WHAT THE TASK REQUIRES >> Reproduce the entries exactly.

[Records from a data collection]
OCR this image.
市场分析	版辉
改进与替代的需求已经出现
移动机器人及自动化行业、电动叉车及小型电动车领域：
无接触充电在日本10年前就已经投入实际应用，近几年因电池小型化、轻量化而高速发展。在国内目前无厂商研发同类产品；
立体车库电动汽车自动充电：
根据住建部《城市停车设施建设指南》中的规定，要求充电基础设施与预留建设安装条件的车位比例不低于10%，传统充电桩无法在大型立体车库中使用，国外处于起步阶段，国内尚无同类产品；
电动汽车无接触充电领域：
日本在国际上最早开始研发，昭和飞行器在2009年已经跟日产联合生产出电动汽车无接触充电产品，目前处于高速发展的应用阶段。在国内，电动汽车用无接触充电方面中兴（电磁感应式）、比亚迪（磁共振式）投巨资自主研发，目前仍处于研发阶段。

IN RESPONSE >>
OCR this image.
市场分析	版辉
改进与替代的需求已经出现
移动机器人及自动化行业、电动叉车及小型电动车领域：
无接触充电在日本10年前就已经投入实际应用，近几年因电池小型化、轻量化而高速发展。在国内目前无厂商研发同类产品；
立体车库电动汽车自动充电：
根据住建部《城市停车设施建设指南》中的规定，要求充电基础设施与预留建设安装条件的车位比例不低于10%，传统充电桩无法在大型立体车库中使用，国外处于起步阶段，国内尚无同类产品；
电动汽车无接触充电领域：
日本在国际上最早开始研发，昭和飞行器在2009年已经跟日产联合生产出电动汽车无接触充电产品，目前处于高速发展的应用阶段。在国内，电动汽车用无接触充电方面中兴（电磁感应式）、比亚迪（磁共振式）投巨资自主研发，目前仍处于研发阶段。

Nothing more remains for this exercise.